Lines containing the word "hours" need to be counted. Please reply with how many there are, and nothing else.
[START OF Provided entries]
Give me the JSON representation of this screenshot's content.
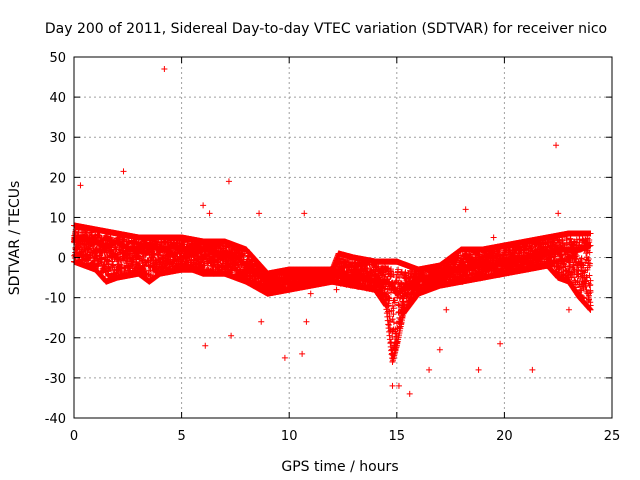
{
  "chart_data": {
    "type": "scatter",
    "title": "Day 200 of 2011, Sidereal Day-to-day VTEC variation (SDTVAR) for receiver nico",
    "xlabel": "GPS time / hours",
    "ylabel": "SDTVAR / TECUs",
    "xlim": [
      0,
      25
    ],
    "ylim": [
      -40,
      50
    ],
    "xticks": [
      0,
      5,
      10,
      15,
      20,
      25
    ],
    "yticks": [
      -40,
      -30,
      -20,
      -10,
      0,
      10,
      20,
      30,
      40,
      50
    ],
    "xtick_labels": [
      "0",
      "5",
      "10",
      "15",
      "20",
      "25"
    ],
    "ytick_labels": [
      "-40",
      "-30",
      "-20",
      "-10",
      "0",
      "10",
      "20",
      "30",
      "40",
      "50"
    ],
    "grid": true,
    "marker": "+",
    "color": "#ff0000",
    "series": [
      {
        "name": "dense band (approx. trace, hours vs TECU)",
        "x": [
          0.0,
          0.2,
          0.5,
          0.8,
          1.0,
          1.3,
          1.6,
          2.0,
          2.3,
          2.6,
          3.0,
          3.3,
          3.6,
          4.0,
          4.3,
          4.6,
          5.0,
          5.3,
          5.6,
          6.0,
          6.3,
          6.6,
          7.0,
          7.3,
          7.6,
          8.0,
          8.3,
          8.6,
          9.0,
          9.5,
          10.0,
          10.5,
          11.0,
          11.5,
          12.0,
          12.5,
          13.0,
          13.5,
          14.0,
          14.5,
          14.8,
          15.0,
          15.3,
          15.6,
          16.0,
          16.5,
          17.0,
          17.5,
          18.0,
          18.5,
          19.0,
          19.5,
          20.0,
          20.5,
          21.0,
          21.5,
          22.0,
          22.5,
          23.0,
          23.5,
          24.0
        ],
        "y": [
          4,
          5,
          5,
          4,
          4,
          3,
          3,
          4,
          3,
          2,
          2,
          3,
          3,
          2,
          2,
          3,
          2,
          2,
          1,
          2,
          2,
          1,
          1,
          1,
          0,
          -2,
          -3,
          -4,
          -6,
          -6,
          -5,
          -5,
          -4,
          -4,
          -4,
          -5,
          -5,
          -5,
          -6,
          -6,
          -7,
          -9,
          -8,
          -7,
          -5,
          -5,
          -4,
          -3,
          -3,
          -2,
          -2,
          -2,
          -1,
          -1,
          0,
          1,
          1,
          2,
          2,
          2,
          3
        ]
      },
      {
        "name": "upper envelope (approx.)",
        "x": [
          0.0,
          1.0,
          2.0,
          3.0,
          4.0,
          5.0,
          6.0,
          7.0,
          7.5,
          8.0,
          8.5,
          9.0,
          10.0,
          11.0,
          12.0,
          12.3,
          13.0,
          14.0,
          15.0,
          15.5,
          16.0,
          17.0,
          18.0,
          19.0,
          20.0,
          21.0,
          22.0,
          23.0,
          24.0
        ],
        "y": [
          8,
          7,
          6,
          5,
          5,
          5,
          4,
          4,
          3,
          2,
          -1,
          -4,
          -3,
          -3,
          -3,
          1,
          0,
          -1,
          -1,
          -2,
          -3,
          -2,
          2,
          2,
          3,
          4,
          5,
          6,
          6
        ]
      },
      {
        "name": "lower envelope (approx.)",
        "x": [
          0.0,
          1.0,
          1.5,
          2.0,
          3.0,
          3.5,
          4.0,
          5.0,
          5.5,
          6.0,
          6.5,
          7.0,
          8.0,
          9.0,
          10.0,
          11.0,
          12.0,
          13.0,
          14.0,
          14.5,
          14.8,
          15.0,
          15.3,
          16.0,
          17.0,
          18.0,
          19.0,
          20.0,
          21.0,
          22.0,
          22.5,
          23.0,
          23.5,
          24.0
        ],
        "y": [
          -1,
          -3,
          -6,
          -5,
          -4,
          -6,
          -4,
          -3,
          -3,
          -4,
          -4,
          -4,
          -6,
          -9,
          -8,
          -7,
          -6,
          -7,
          -8,
          -12,
          -26,
          -22,
          -14,
          -9,
          -7,
          -6,
          -5,
          -4,
          -3,
          -2,
          -5,
          -6,
          -10,
          -13
        ]
      },
      {
        "name": "outliers",
        "x": [
          0.3,
          2.3,
          4.2,
          6.0,
          6.3,
          6.1,
          7.2,
          7.3,
          8.6,
          8.7,
          9.8,
          10.6,
          10.7,
          10.8,
          11.0,
          12.2,
          14.8,
          15.1,
          15.6,
          16.5,
          17.0,
          17.3,
          18.2,
          18.8,
          19.5,
          19.8,
          20.2,
          21.3,
          22.4,
          22.5,
          23.0
        ],
        "y": [
          18,
          21.5,
          47,
          13,
          11,
          -22,
          19,
          -19.5,
          11,
          -16,
          -25,
          -24,
          11,
          -16,
          -9,
          -8,
          -32,
          -32,
          -34,
          -28,
          -23,
          -13,
          12,
          -28,
          5,
          -21.5,
          -3,
          -28,
          28,
          11,
          -13
        ]
      }
    ]
  }
}
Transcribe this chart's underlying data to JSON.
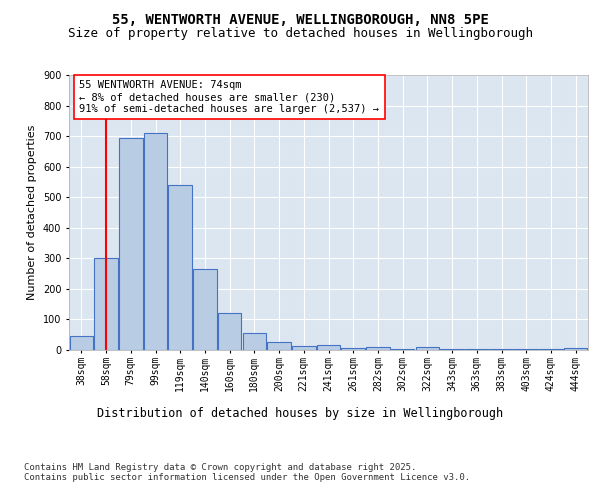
{
  "title1": "55, WENTWORTH AVENUE, WELLINGBOROUGH, NN8 5PE",
  "title2": "Size of property relative to detached houses in Wellingborough",
  "xlabel": "Distribution of detached houses by size in Wellingborough",
  "ylabel": "Number of detached properties",
  "categories": [
    "38sqm",
    "58sqm",
    "79sqm",
    "99sqm",
    "119sqm",
    "140sqm",
    "160sqm",
    "180sqm",
    "200sqm",
    "221sqm",
    "241sqm",
    "261sqm",
    "282sqm",
    "302sqm",
    "322sqm",
    "343sqm",
    "363sqm",
    "383sqm",
    "403sqm",
    "424sqm",
    "444sqm"
  ],
  "values": [
    45,
    300,
    695,
    710,
    540,
    265,
    122,
    57,
    25,
    13,
    17,
    7,
    10,
    3,
    10,
    3,
    3,
    3,
    3,
    3,
    8
  ],
  "bar_color": "#b8cce4",
  "bar_edge_color": "#4472c4",
  "bar_edge_width": 0.8,
  "vline_x": 1.0,
  "vline_color": "red",
  "vline_linewidth": 1.5,
  "annotation_text": "55 WENTWORTH AVENUE: 74sqm\n← 8% of detached houses are smaller (230)\n91% of semi-detached houses are larger (2,537) →",
  "annotation_box_color": "white",
  "annotation_box_edgecolor": "red",
  "ylim": [
    0,
    900
  ],
  "yticks": [
    0,
    100,
    200,
    300,
    400,
    500,
    600,
    700,
    800,
    900
  ],
  "bg_color": "#dce6f1",
  "fig_bg_color": "#ffffff",
  "footnote": "Contains HM Land Registry data © Crown copyright and database right 2025.\nContains public sector information licensed under the Open Government Licence v3.0.",
  "title1_fontsize": 10,
  "title2_fontsize": 9,
  "xlabel_fontsize": 8.5,
  "ylabel_fontsize": 8,
  "tick_fontsize": 7,
  "annotation_fontsize": 7.5,
  "footnote_fontsize": 6.5
}
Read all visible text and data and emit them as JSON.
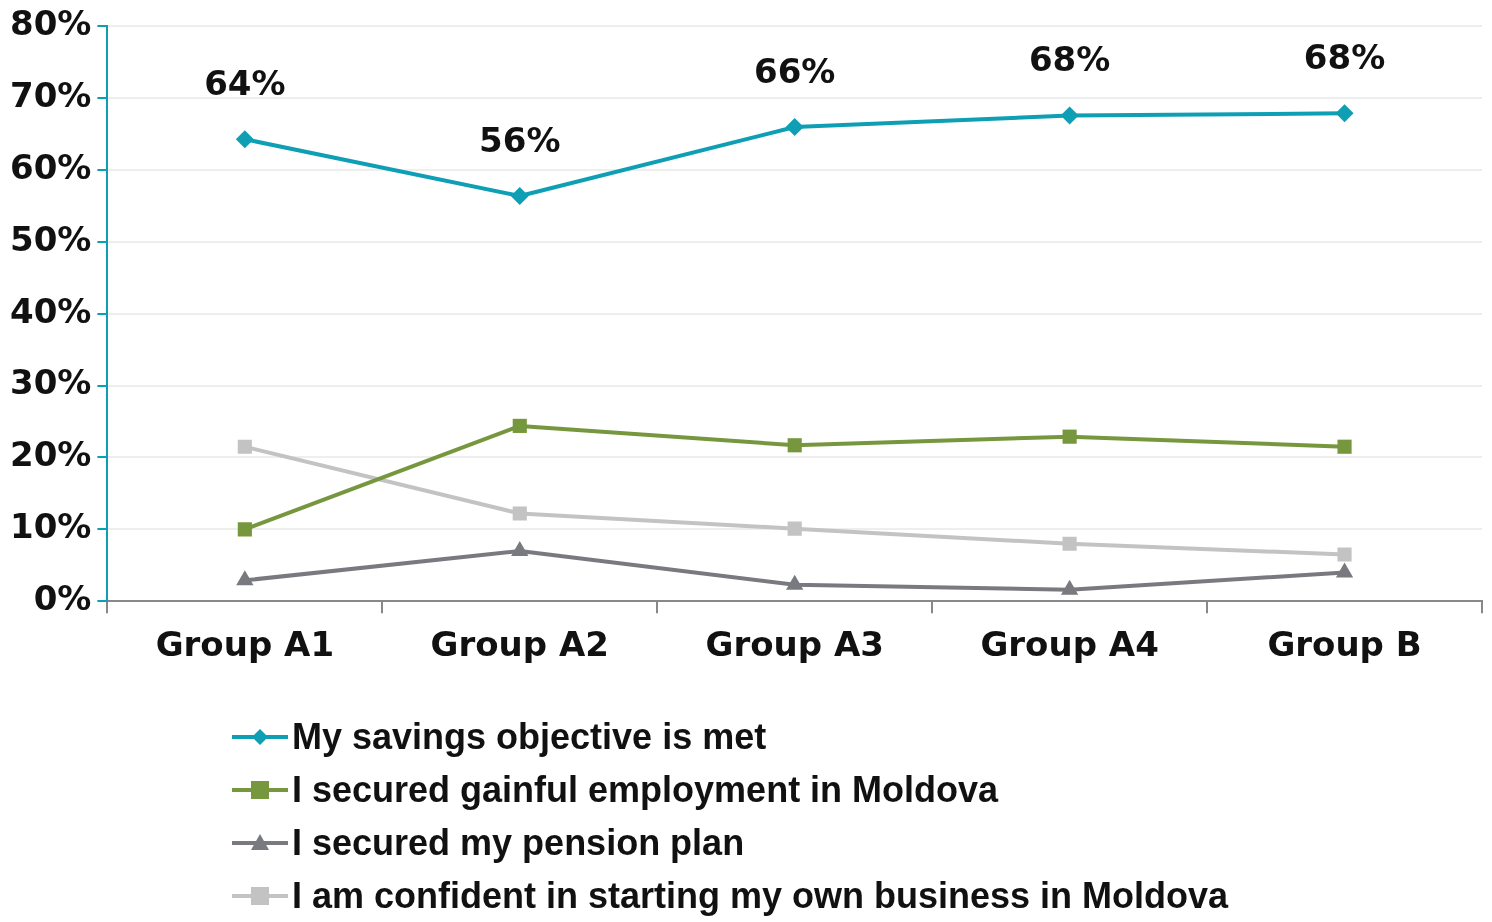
{
  "chart_data": {
    "type": "line",
    "categories": [
      "Group A1",
      "Group A2",
      "Group A3",
      "Group A4",
      "Group B"
    ],
    "series": [
      {
        "name": "My savings objective is met",
        "color": "#0e9fb5",
        "marker": "diamond",
        "values": [
          64.3,
          56.4,
          66.0,
          67.6,
          67.9
        ],
        "value_labels": [
          "64%",
          "56%",
          "66%",
          "68%",
          "68%"
        ]
      },
      {
        "name": "I secured gainful employment in Moldova",
        "color": "#76973d",
        "marker": "square",
        "values": [
          10.0,
          24.4,
          21.7,
          22.9,
          21.5
        ]
      },
      {
        "name": "I secured my pension plan",
        "color": "#797a80",
        "marker": "triangle",
        "values": [
          2.9,
          7.0,
          2.3,
          1.6,
          4.0
        ]
      },
      {
        "name": "I am confident in starting my own business in Moldova",
        "color": "#c3c3c3",
        "marker": "square",
        "values": [
          21.5,
          12.2,
          10.1,
          8.0,
          6.5
        ]
      }
    ],
    "ylim": [
      0,
      80
    ],
    "yticks": [
      {
        "value": 0,
        "label": "0%"
      },
      {
        "value": 10,
        "label": "10%"
      },
      {
        "value": 20,
        "label": "20%"
      },
      {
        "value": 30,
        "label": "30%"
      },
      {
        "value": 40,
        "label": "40%"
      },
      {
        "value": 50,
        "label": "50%"
      },
      {
        "value": 60,
        "label": "60%"
      },
      {
        "value": 70,
        "label": "70%"
      },
      {
        "value": 80,
        "label": "80%"
      }
    ],
    "grid": "y",
    "legend": "bottom left",
    "line_style": "solid"
  }
}
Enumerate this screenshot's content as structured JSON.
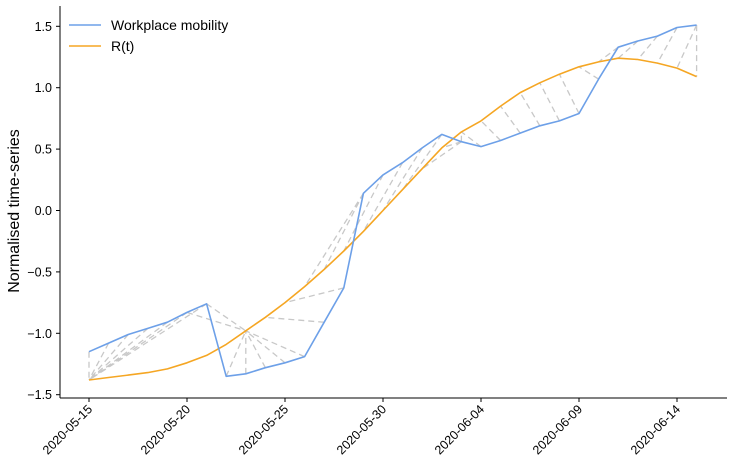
[END OF Provided entries]
■ Exercise output ■
2